◆ **To be done**
Set down, in full, every record in the block.

◆ **Raw records**
## START

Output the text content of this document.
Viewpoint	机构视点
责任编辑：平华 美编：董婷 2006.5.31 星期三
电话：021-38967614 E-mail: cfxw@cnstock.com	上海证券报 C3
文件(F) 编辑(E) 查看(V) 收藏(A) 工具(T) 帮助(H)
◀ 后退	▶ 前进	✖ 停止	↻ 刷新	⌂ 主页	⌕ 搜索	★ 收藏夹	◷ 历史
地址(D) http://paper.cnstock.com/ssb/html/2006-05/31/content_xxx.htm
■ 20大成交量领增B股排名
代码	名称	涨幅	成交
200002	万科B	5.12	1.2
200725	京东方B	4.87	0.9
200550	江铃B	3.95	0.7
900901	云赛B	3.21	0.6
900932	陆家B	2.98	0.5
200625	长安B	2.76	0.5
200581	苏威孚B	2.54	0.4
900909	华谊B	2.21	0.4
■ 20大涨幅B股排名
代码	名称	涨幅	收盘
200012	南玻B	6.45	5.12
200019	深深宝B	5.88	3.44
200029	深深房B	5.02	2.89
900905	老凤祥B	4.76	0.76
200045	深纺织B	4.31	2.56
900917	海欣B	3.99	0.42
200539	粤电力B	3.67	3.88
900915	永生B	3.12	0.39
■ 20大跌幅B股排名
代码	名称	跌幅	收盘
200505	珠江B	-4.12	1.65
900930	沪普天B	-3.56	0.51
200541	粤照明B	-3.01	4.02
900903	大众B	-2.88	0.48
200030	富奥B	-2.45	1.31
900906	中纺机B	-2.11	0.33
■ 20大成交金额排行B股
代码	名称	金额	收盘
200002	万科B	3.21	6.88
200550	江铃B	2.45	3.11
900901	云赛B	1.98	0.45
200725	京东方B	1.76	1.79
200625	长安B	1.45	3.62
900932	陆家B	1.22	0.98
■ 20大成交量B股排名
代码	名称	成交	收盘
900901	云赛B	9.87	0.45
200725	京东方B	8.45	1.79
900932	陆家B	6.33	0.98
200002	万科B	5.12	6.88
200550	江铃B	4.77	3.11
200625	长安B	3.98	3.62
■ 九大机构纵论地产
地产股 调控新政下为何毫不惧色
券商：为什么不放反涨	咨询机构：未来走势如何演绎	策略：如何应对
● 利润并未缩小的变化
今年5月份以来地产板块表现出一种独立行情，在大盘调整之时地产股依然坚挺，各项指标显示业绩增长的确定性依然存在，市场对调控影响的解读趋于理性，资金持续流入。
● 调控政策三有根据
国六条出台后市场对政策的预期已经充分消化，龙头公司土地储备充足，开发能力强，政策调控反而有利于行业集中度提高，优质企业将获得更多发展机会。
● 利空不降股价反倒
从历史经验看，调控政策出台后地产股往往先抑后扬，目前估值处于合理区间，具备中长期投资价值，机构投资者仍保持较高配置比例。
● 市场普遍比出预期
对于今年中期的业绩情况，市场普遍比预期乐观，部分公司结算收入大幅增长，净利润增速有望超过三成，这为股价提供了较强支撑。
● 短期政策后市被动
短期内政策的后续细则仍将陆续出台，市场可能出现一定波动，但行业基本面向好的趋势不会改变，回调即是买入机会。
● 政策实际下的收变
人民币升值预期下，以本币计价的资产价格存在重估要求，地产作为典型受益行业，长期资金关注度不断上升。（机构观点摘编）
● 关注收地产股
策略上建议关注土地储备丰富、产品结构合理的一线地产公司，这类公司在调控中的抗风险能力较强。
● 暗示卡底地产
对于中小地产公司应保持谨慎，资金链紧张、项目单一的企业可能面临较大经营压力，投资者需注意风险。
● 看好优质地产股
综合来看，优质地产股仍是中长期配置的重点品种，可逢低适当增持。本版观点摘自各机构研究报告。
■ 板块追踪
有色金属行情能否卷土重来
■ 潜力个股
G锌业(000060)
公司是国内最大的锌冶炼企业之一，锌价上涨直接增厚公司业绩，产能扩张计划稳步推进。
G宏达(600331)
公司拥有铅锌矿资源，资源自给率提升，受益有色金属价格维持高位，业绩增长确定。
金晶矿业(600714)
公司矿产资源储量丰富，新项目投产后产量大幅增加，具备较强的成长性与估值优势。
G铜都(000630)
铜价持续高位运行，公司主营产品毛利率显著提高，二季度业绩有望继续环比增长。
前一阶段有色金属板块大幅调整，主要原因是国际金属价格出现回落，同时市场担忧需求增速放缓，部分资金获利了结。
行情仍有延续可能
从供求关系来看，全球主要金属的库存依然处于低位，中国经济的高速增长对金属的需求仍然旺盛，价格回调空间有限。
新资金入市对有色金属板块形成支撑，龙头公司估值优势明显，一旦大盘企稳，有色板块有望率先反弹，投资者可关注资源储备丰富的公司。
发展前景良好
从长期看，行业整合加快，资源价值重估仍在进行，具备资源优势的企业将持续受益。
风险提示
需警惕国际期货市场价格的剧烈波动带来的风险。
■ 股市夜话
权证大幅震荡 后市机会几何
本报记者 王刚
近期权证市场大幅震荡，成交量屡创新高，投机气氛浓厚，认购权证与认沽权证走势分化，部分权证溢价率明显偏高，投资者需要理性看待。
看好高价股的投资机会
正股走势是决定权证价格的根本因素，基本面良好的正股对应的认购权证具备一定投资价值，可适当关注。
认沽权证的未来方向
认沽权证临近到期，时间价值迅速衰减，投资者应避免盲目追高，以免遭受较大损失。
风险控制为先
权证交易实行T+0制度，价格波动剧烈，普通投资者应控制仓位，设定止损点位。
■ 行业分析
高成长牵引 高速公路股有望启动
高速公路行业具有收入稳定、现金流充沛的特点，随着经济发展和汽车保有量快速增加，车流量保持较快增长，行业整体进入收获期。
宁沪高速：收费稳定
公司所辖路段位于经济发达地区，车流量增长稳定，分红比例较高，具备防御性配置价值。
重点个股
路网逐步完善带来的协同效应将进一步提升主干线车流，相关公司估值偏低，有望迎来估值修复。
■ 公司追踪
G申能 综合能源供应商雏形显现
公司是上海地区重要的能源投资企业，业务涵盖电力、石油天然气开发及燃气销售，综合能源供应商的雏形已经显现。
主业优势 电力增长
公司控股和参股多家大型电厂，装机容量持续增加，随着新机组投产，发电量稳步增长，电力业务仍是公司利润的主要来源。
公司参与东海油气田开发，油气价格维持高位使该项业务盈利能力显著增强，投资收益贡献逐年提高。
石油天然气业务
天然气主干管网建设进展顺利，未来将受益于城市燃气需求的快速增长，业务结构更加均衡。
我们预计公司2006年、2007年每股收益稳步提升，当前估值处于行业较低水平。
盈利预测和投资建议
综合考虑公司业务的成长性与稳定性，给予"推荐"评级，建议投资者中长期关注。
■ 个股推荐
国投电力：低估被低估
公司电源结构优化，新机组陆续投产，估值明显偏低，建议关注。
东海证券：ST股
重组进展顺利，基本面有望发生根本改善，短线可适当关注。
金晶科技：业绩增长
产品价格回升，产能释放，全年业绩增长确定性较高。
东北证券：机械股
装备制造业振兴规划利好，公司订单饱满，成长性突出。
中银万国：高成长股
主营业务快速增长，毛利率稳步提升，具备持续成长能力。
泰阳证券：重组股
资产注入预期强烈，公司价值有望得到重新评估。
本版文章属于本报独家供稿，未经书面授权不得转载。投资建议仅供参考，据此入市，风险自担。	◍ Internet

## END

◆ **Written answer**
Output the text content of this document.
Viewpoint	机构视点
责任编辑：平华 美编：董婷 2006.5.31 星期三
电话：021-38967614 E-mail: cfxw@cnstock.com	上海证券报 C3
文件(F) 编辑(E) 查看(V) 收藏(A) 工具(T) 帮助(H)
◀ 后退	▶ 前进	✖ 停止	↻ 刷新	⌂ 主页	⌕ 搜索	★ 收藏夹	◷ 历史
地址(D) http://paper.cnstock.com/ssb/html/2006-05/31/content_xxx.htm
■ 20大成交量领增B股排名
代码	名称	涨幅	成交
200002	万科B	5.12	1.2
200725	京东方B	4.87	0.9
200550	江铃B	3.95	0.7
900901	云赛B	3.21	0.6
900932	陆家B	2.98	0.5
200625	长安B	2.76	0.5
200581	苏威孚B	2.54	0.4
900909	华谊B	2.21	0.4
■ 20大涨幅B股排名
代码	名称	涨幅	收盘
200012	南玻B	6.45	5.12
200019	深深宝B	5.88	3.44
200029	深深房B	5.02	2.89
900905	老凤祥B	4.76	0.76
200045	深纺织B	4.31	2.56
900917	海欣B	3.99	0.42
200539	粤电力B	3.67	3.88
900915	永生B	3.12	0.39
■ 20大跌幅B股排名
代码	名称	跌幅	收盘
200505	珠江B	-4.12	1.65
900930	沪普天B	-3.56	0.51
200541	粤照明B	-3.01	4.02
900903	大众B	-2.88	0.48
200030	富奥B	-2.45	1.31
900906	中纺机B	-2.11	0.33
■ 20大成交金额排行B股
代码	名称	金额	收盘
200002	万科B	3.21	6.88
200550	江铃B	2.45	3.11
900901	云赛B	1.98	0.45
200725	京东方B	1.76	1.79
200625	长安B	1.45	3.62
900932	陆家B	1.22	0.98
■ 20大成交量B股排名
代码	名称	成交	收盘
900901	云赛B	9.87	0.45
200725	京东方B	8.45	1.79
900932	陆家B	6.33	0.98
200002	万科B	5.12	6.88
200550	江铃B	4.77	3.11
200625	长安B	3.98	3.62
■ 九大机构纵论地产
地产股 调控新政下为何毫不惧色
券商：为什么不放反涨	咨询机构：未来走势如何演绎	策略：如何应对
● 利润并未缩小的变化
今年5月份以来地产板块表现出一种独立行情，在大盘调整之时地产股依然坚挺，各项指标显示业绩增长的确定性依然存在，市场对调控影响的解读趋于理性，资金持续流入。
● 调控政策三有根据
国六条出台后市场对政策的预期已经充分消化，龙头公司土地储备充足，开发能力强，政策调控反而有利于行业集中度提高，优质企业将获得更多发展机会。
● 利空不降股价反倒
从历史经验看，调控政策出台后地产股往往先抑后扬，目前估值处于合理区间，具备中长期投资价值，机构投资者仍保持较高配置比例。
● 市场普遍比出预期
对于今年中期的业绩情况，市场普遍比预期乐观，部分公司结算收入大幅增长，净利润增速有望超过三成，这为股价提供了较强支撑。
● 短期政策后市被动
短期内政策的后续细则仍将陆续出台，市场可能出现一定波动，但行业基本面向好的趋势不会改变，回调即是买入机会。
● 政策实际下的收变
人民币升值预期下，以本币计价的资产价格存在重估要求，地产作为典型受益行业，长期资金关注度不断上升。（机构观点摘编）
● 关注收地产股
策略上建议关注土地储备丰富、产品结构合理的一线地产公司，这类公司在调控中的抗风险能力较强。
● 暗示卡底地产
对于中小地产公司应保持谨慎，资金链紧张、项目单一的企业可能面临较大经营压力，投资者需注意风险。
● 看好优质地产股
综合来看，优质地产股仍是中长期配置的重点品种，可逢低适当增持。本版观点摘自各机构研究报告。
■ 板块追踪
有色金属行情能否卷土重来
■ 潜力个股
G锌业(000060)
公司是国内最大的锌冶炼企业之一，锌价上涨直接增厚公司业绩，产能扩张计划稳步推进。
G宏达(600331)
公司拥有铅锌矿资源，资源自给率提升，受益有色金属价格维持高位，业绩增长确定。
金晶矿业(600714)
公司矿产资源储量丰富，新项目投产后产量大幅增加，具备较强的成长性与估值优势。
G铜都(000630)
铜价持续高位运行，公司主营产品毛利率显著提高，二季度业绩有望继续环比增长。
前一阶段有色金属板块大幅调整，主要原因是国际金属价格出现回落，同时市场担忧需求增速放缓，部分资金获利了结。
行情仍有延续可能
从供求关系来看，全球主要金属的库存依然处于低位，中国经济的高速增长对金属的需求仍然旺盛，价格回调空间有限。
新资金入市对有色金属板块形成支撑，龙头公司估值优势明显，一旦大盘企稳，有色板块有望率先反弹，投资者可关注资源储备丰富的公司。
发展前景良好
从长期看，行业整合加快，资源价值重估仍在进行，具备资源优势的企业将持续受益。
风险提示
需警惕国际期货市场价格的剧烈波动带来的风险。
■ 股市夜话
权证大幅震荡 后市机会几何
本报记者 王刚
近期权证市场大幅震荡，成交量屡创新高，投机气氛浓厚，认购权证与认沽权证走势分化，部分权证溢价率明显偏高，投资者需要理性看待。
看好高价股的投资机会
正股走势是决定权证价格的根本因素，基本面良好的正股对应的认购权证具备一定投资价值，可适当关注。
认沽权证的未来方向
认沽权证临近到期，时间价值迅速衰减，投资者应避免盲目追高，以免遭受较大损失。
风险控制为先
权证交易实行T+0制度，价格波动剧烈，普通投资者应控制仓位，设定止损点位。
■ 行业分析
高成长牵引 高速公路股有望启动
高速公路行业具有收入稳定、现金流充沛的特点，随着经济发展和汽车保有量快速增加，车流量保持较快增长，行业整体进入收获期。
宁沪高速：收费稳定
公司所辖路段位于经济发达地区，车流量增长稳定，分红比例较高，具备防御性配置价值。
重点个股
路网逐步完善带来的协同效应将进一步提升主干线车流，相关公司估值偏低，有望迎来估值修复。
■ 公司追踪
G申能 综合能源供应商雏形显现
公司是上海地区重要的能源投资企业，业务涵盖电力、石油天然气开发及燃气销售，综合能源供应商的雏形已经显现。
主业优势 电力增长
公司控股和参股多家大型电厂，装机容量持续增加，随着新机组投产，发电量稳步增长，电力业务仍是公司利润的主要来源。
公司参与东海油气田开发，油气价格维持高位使该项业务盈利能力显著增强，投资收益贡献逐年提高。
石油天然气业务
天然气主干管网建设进展顺利，未来将受益于城市燃气需求的快速增长，业务结构更加均衡。
我们预计公司2006年、2007年每股收益稳步提升，当前估值处于行业较低水平。
盈利预测和投资建议
综合考虑公司业务的成长性与稳定性，给予"推荐"评级，建议投资者中长期关注。
■ 个股推荐
国投电力：低估被低估
公司电源结构优化，新机组陆续投产，估值明显偏低，建议关注。
东海证券：ST股
重组进展顺利，基本面有望发生根本改善，短线可适当关注。
金晶科技：业绩增长
产品价格回升，产能释放，全年业绩增长确定性较高。
东北证券：机械股
装备制造业振兴规划利好，公司订单饱满，成长性突出。
中银万国：高成长股
主营业务快速增长，毛利率稳步提升，具备持续成长能力。
泰阳证券：重组股
资产注入预期强烈，公司价值有望得到重新评估。
本版文章属于本报独家供稿，未经书面授权不得转载。投资建议仅供参考，据此入市，风险自担。	◍ Internet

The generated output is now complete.